==== Provided records ====

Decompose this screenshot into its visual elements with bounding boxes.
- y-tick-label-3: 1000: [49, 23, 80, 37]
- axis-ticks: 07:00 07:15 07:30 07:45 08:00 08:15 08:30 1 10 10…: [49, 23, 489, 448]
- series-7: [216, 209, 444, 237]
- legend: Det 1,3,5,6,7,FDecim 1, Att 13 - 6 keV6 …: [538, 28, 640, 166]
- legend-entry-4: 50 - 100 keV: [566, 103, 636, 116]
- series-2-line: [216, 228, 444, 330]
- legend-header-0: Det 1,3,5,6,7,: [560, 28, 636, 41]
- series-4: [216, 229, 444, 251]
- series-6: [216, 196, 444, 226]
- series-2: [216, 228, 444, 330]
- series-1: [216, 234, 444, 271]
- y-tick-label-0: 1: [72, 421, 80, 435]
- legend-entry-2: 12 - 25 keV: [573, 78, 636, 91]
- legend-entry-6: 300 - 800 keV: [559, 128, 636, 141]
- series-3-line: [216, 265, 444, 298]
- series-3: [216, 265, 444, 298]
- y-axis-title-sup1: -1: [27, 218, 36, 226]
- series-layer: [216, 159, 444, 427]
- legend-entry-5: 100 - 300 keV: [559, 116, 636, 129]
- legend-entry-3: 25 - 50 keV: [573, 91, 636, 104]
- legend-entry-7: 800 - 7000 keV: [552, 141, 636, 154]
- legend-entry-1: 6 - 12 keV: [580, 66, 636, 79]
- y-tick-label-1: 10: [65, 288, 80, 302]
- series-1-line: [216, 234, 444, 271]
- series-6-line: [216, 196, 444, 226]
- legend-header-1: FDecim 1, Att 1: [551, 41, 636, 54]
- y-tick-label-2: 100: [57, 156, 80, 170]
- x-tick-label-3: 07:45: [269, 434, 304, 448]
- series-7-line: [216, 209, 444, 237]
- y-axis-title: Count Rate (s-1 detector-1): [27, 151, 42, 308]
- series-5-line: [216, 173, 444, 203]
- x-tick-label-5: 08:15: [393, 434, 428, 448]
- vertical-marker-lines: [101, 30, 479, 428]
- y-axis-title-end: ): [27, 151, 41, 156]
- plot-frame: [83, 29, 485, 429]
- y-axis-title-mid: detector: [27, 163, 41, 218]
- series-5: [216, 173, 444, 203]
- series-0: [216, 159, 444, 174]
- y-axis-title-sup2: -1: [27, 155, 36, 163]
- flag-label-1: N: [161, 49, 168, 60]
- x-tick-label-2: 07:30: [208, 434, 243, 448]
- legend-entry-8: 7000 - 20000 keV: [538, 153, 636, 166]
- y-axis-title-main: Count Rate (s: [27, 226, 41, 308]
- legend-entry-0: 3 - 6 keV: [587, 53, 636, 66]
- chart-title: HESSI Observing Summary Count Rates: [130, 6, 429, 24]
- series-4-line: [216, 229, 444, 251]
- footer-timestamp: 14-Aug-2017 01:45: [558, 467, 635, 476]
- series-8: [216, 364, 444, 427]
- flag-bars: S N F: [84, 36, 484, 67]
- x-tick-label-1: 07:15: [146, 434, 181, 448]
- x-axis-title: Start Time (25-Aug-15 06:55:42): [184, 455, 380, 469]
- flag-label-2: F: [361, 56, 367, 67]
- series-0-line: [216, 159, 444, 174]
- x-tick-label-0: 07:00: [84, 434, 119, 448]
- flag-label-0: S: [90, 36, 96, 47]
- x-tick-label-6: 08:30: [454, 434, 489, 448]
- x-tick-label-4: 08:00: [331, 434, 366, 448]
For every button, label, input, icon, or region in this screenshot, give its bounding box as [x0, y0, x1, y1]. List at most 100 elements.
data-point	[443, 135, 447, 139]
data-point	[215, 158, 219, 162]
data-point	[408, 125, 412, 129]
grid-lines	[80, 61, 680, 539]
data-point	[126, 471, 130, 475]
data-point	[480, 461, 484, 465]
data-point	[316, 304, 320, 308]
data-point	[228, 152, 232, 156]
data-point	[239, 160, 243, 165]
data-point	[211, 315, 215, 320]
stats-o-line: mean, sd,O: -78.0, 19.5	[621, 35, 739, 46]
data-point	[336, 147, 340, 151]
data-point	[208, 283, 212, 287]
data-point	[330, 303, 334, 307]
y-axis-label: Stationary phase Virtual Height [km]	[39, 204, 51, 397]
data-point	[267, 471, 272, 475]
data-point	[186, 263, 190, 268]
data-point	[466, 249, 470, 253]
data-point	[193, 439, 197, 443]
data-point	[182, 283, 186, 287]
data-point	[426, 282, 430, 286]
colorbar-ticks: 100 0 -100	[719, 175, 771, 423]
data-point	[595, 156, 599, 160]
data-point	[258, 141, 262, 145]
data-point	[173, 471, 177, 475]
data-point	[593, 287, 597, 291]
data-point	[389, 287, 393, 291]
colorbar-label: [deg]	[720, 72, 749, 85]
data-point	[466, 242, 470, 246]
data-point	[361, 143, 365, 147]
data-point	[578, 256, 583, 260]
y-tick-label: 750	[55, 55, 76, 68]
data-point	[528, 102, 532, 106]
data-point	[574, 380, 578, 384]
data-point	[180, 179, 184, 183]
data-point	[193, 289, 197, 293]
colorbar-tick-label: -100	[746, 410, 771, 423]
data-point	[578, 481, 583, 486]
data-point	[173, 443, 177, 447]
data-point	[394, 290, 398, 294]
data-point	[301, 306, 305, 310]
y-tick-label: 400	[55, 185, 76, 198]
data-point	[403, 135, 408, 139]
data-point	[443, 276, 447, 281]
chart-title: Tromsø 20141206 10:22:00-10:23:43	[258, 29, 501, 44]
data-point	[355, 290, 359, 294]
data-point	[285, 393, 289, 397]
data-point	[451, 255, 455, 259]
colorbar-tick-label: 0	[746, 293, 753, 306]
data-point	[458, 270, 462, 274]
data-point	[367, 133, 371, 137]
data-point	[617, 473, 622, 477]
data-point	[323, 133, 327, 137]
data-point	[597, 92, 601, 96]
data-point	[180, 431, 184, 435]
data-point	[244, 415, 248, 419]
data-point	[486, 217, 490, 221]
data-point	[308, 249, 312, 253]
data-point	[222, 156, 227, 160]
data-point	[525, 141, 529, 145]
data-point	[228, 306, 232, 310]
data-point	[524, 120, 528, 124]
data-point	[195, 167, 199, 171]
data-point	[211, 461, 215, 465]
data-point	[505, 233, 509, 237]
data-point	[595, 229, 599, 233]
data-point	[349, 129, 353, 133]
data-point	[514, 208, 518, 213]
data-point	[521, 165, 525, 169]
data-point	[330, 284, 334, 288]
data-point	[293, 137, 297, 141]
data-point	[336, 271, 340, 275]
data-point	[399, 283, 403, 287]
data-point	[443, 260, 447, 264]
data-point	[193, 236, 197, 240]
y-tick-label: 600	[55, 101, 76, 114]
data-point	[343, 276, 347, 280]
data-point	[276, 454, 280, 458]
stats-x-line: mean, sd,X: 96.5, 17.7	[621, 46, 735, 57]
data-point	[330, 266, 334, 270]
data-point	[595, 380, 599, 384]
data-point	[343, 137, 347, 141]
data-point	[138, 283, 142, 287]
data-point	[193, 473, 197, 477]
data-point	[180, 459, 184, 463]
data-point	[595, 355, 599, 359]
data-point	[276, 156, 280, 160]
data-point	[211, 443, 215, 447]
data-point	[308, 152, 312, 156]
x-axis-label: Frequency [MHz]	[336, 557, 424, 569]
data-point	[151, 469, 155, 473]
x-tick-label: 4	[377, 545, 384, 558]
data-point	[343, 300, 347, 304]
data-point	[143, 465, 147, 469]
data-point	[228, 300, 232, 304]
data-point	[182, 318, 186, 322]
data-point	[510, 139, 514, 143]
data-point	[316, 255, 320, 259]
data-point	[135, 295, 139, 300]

====

**Task instructions:**
Render the data above as a numbered list, one line per item, omitting any blank lines.

**Solution below:**
1. Decompose this screenshot into its visual elements with bounding boxes.
2. - y-tick-label-3: 1000: [49, 23, 80, 37]
3. - axis-ticks: 07:00 07:15 07:30 07:45 08:00 08:15 08:30 1 10 10…: [49, 23, 489, 448]
4. - series-7: [216, 209, 444, 237]
5. - legend: Det 1,3,5,6,7,FDecim 1, Att 13 - 6 keV6 …: [538, 28, 640, 166]
6. - legend-entry-4: 50 - 100 keV: [566, 103, 636, 116]
7. - series-2-line: [216, 228, 444, 330]
8. - legend-header-0: Det 1,3,5,6,7,: [560, 28, 636, 41]
9. - series-4: [216, 229, 444, 251]
10. - series-6: [216, 196, 444, 226]
11. - series-2: [216, 228, 444, 330]
12. - series-1: [216, 234, 444, 271]
13. - y-tick-label-0: 1: [72, 421, 80, 435]
14. - legend-entry-2: 12 - 25 keV: [573, 78, 636, 91]
15. - legend-entry-6: 300 - 800 keV: [559, 128, 636, 141]
16. - series-3-line: [216, 265, 444, 298]
17. - series-3: [216, 265, 444, 298]
18. - y-axis-title-sup1: -1: [27, 218, 36, 226]
19. - series-layer: [216, 159, 444, 427]
20. - legend-entry-5: 100 - 300 keV: [559, 116, 636, 129]
21. - legend-entry-3: 25 - 50 keV: [573, 91, 636, 104]
22. - legend-entry-7: 800 - 7000 keV: [552, 141, 636, 154]
23. - legend-entry-1: 6 - 12 keV: [580, 66, 636, 79]
24. - y-tick-label-1: 10: [65, 288, 80, 302]
25. - series-1-line: [216, 234, 444, 271]
26. - series-6-line: [216, 196, 444, 226]
27. - legend-header-1: FDecim 1, Att 1: [551, 41, 636, 54]
28. - y-tick-label-2: 100: [57, 156, 80, 170]
29. - x-tick-label-3: 07:45: [269, 434, 304, 448]
30. - series-7-line: [216, 209, 444, 237]
31. - y-axis-title: Count Rate (s-1 detector-1): [27, 151, 42, 308]
32. - series-5-line: [216, 173, 444, 203]
33. - x-tick-label-5: 08:15: [393, 434, 428, 448]
34. - vertical-marker-lines: [101, 30, 479, 428]
35. - y-axis-title-end: ): [27, 151, 41, 156]
36. - plot-frame: [83, 29, 485, 429]
37. - y-axis-title-mid: detector: [27, 163, 41, 218]
38. - series-5: [216, 173, 444, 203]
39. - series-0: [216, 159, 444, 174]
40. - y-axis-title-sup2: -1: [27, 155, 36, 163]
41. - flag-label-1: N: [161, 49, 168, 60]
42. - x-tick-label-2: 07:30: [208, 434, 243, 448]
43. - legend-entry-8: 7000 - 20000 keV: [538, 153, 636, 166]
44. - y-axis-title-main: Count Rate (s: [27, 226, 41, 308]
45. - legend-entry-0: 3 - 6 keV: [587, 53, 636, 66]
46. - chart-title: HESSI Observing Summary Count Rates: [130, 6, 429, 24]
47. - series-4-line: [216, 229, 444, 251]
48. - footer-timestamp: 14-Aug-2017 01:45: [558, 467, 635, 476]
49. - series-8: [216, 364, 444, 427]
50. - flag-bars: S N F: [84, 36, 484, 67]
51. - x-tick-label-1: 07:15: [146, 434, 181, 448]
52. - x-axis-title: Start Time (25-Aug-15 06:55:42): [184, 455, 380, 469]
53. - flag-label-2: F: [361, 56, 367, 67]
54. - series-0-line: [216, 159, 444, 174]
55. - x-tick-label-0: 07:00: [84, 434, 119, 448]
56. - flag-label-0: S: [90, 36, 96, 47]
57. - x-tick-label-6: 08:30: [454, 434, 489, 448]
58. - x-tick-label-4: 08:00: [331, 434, 366, 448]
59. For every button, label, input, icon, or region in this screenshot, give its bounding box as [x0, y0, x1, y1]. List at most 100 elements.
60. data-point	[443, 135, 447, 139]
61. data-point	[215, 158, 219, 162]
62. data-point	[408, 125, 412, 129]
63. grid-lines	[80, 61, 680, 539]
64. data-point	[126, 471, 130, 475]
65. data-point	[480, 461, 484, 465]
66. data-point	[316, 304, 320, 308]
67. data-point	[228, 152, 232, 156]
68. data-point	[239, 160, 243, 165]
69. data-point	[211, 315, 215, 320]
70. stats-o-line: mean, sd,O: -78.0, 19.5	[621, 35, 739, 46]
71. data-point	[336, 147, 340, 151]
72. data-point	[208, 283, 212, 287]
73. data-point	[330, 303, 334, 307]
74. y-axis-label: Stationary phase Virtual Height [km]	[39, 204, 51, 397]
75. data-point	[267, 471, 272, 475]
76. data-point	[186, 263, 190, 268]
77. data-point	[466, 249, 470, 253]
78. data-point	[193, 439, 197, 443]
79. data-point	[182, 283, 186, 287]
80. data-point	[426, 282, 430, 286]
81. colorbar-ticks: 100 0 -100	[719, 175, 771, 423]
82. data-point	[595, 156, 599, 160]
83. data-point	[258, 141, 262, 145]
84. data-point	[173, 471, 177, 475]
85. data-point	[593, 287, 597, 291]
86. data-point	[389, 287, 393, 291]
87. colorbar-label: [deg]	[720, 72, 749, 85]
88. data-point	[466, 242, 470, 246]
89. data-point	[361, 143, 365, 147]
90. data-point	[578, 256, 583, 260]
91. y-tick-label: 750	[55, 55, 76, 68]
92. data-point	[528, 102, 532, 106]
93. data-point	[574, 380, 578, 384]
94. data-point	[180, 179, 184, 183]
95. data-point	[193, 289, 197, 293]
96. colorbar-tick-label: -100	[746, 410, 771, 423]
97. data-point	[578, 481, 583, 486]
98. data-point	[173, 443, 177, 447]
99. data-point	[394, 290, 398, 294]
100. data-point	[301, 306, 305, 310]
101. y-tick-label: 400	[55, 185, 76, 198]
102. data-point	[403, 135, 408, 139]
103. data-point	[443, 276, 447, 281]
104. chart-title: Tromsø 20141206 10:22:00-10:23:43	[258, 29, 501, 44]
105. data-point	[355, 290, 359, 294]
106. data-point	[285, 393, 289, 397]
107. data-point	[451, 255, 455, 259]
108. colorbar-tick-label: 0	[746, 293, 753, 306]
109. data-point	[458, 270, 462, 274]
110. data-point	[367, 133, 371, 137]
111. data-point	[617, 473, 622, 477]
112. data-point	[323, 133, 327, 137]
113. data-point	[597, 92, 601, 96]
114. data-point	[180, 431, 184, 435]
115. data-point	[244, 415, 248, 419]
116. data-point	[486, 217, 490, 221]
117. data-point	[308, 249, 312, 253]
118. data-point	[222, 156, 227, 160]
119. data-point	[525, 141, 529, 145]
120. data-point	[228, 306, 232, 310]
121. data-point	[524, 120, 528, 124]
122. data-point	[195, 167, 199, 171]
123. data-point	[211, 461, 215, 465]
124. data-point	[505, 233, 509, 237]
125. data-point	[595, 229, 599, 233]
126. data-point	[349, 129, 353, 133]
127. data-point	[514, 208, 518, 213]
128. data-point	[521, 165, 525, 169]
129. data-point	[330, 284, 334, 288]
130. data-point	[293, 137, 297, 141]
131. data-point	[336, 271, 340, 275]
132. data-point	[399, 283, 403, 287]
133. data-point	[443, 260, 447, 264]
134. data-point	[193, 236, 197, 240]
135. y-tick-label: 600	[55, 101, 76, 114]
136. data-point	[343, 276, 347, 280]
137. data-point	[276, 454, 280, 458]
138. stats-x-line: mean, sd,X: 96.5, 17.7	[621, 46, 735, 57]
139. data-point	[330, 266, 334, 270]
140. data-point	[595, 380, 599, 384]
141. data-point	[343, 137, 347, 141]
142. data-point	[138, 283, 142, 287]
143. data-point	[193, 473, 197, 477]
144. data-point	[180, 459, 184, 463]
145. data-point	[595, 355, 599, 359]
146. data-point	[276, 156, 280, 160]
147. data-point	[211, 443, 215, 447]
148. data-point	[308, 152, 312, 156]
149. x-axis-label: Frequency [MHz]	[336, 557, 424, 569]
150. data-point	[151, 469, 155, 473]
151. x-tick-label: 4	[377, 545, 384, 558]
152. data-point	[343, 300, 347, 304]
153. data-point	[143, 465, 147, 469]
154. data-point	[228, 300, 232, 304]
155. data-point	[182, 318, 186, 322]
156. data-point	[510, 139, 514, 143]
157. data-point	[316, 255, 320, 259]
158. data-point	[135, 295, 139, 300]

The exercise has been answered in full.